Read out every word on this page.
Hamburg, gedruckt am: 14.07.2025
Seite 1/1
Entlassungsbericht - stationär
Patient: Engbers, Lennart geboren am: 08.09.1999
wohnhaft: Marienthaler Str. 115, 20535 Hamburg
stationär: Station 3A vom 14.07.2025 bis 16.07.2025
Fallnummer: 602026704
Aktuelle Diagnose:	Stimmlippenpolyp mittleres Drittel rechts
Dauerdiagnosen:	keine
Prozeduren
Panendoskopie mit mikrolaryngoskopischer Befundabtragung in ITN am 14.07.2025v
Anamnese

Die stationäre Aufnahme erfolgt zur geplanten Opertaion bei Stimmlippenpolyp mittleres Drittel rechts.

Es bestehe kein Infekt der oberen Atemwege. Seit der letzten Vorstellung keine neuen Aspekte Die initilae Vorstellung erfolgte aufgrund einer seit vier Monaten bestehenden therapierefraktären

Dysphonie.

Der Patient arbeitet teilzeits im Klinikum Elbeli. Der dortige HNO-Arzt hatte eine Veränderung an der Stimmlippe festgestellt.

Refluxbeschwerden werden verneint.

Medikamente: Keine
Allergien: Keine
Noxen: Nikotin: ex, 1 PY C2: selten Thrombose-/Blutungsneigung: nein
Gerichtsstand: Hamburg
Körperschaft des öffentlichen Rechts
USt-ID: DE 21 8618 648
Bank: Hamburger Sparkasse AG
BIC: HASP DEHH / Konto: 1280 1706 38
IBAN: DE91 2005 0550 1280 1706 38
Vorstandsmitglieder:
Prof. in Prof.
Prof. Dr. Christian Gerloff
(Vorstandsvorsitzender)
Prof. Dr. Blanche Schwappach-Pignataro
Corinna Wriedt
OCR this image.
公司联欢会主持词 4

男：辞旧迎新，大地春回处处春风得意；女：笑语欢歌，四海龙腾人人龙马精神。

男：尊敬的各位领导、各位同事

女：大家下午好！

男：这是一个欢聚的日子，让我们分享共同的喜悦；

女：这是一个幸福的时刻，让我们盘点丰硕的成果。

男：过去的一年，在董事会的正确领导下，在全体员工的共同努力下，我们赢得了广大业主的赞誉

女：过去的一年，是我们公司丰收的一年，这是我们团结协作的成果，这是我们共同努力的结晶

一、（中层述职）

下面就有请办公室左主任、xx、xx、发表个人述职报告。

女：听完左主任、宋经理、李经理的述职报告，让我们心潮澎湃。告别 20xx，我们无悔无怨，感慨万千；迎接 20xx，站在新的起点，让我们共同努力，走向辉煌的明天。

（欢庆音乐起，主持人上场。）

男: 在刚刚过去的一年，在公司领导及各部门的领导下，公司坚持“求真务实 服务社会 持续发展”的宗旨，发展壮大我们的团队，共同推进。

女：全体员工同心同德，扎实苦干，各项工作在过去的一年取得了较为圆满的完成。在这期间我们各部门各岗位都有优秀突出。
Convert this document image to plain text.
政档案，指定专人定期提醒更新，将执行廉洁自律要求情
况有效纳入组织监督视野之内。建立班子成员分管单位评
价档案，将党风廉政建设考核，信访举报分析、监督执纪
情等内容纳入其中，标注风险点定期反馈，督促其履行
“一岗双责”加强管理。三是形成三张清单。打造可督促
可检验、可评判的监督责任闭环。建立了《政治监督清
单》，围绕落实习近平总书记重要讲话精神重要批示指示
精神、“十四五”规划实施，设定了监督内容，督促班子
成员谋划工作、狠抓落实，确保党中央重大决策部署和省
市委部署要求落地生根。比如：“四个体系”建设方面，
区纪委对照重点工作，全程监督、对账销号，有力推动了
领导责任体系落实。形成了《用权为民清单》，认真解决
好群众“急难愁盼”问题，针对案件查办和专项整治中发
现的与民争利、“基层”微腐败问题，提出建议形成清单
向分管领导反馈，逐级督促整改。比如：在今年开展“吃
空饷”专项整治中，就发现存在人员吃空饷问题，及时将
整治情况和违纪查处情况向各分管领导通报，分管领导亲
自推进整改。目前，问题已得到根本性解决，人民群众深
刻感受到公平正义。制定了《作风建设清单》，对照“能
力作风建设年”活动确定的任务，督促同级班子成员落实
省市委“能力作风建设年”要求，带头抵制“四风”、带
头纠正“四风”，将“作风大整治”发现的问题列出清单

## Task brief
Count every line above that holds the string "Patient" and give the total, nothing more.

## Response to the exercise
2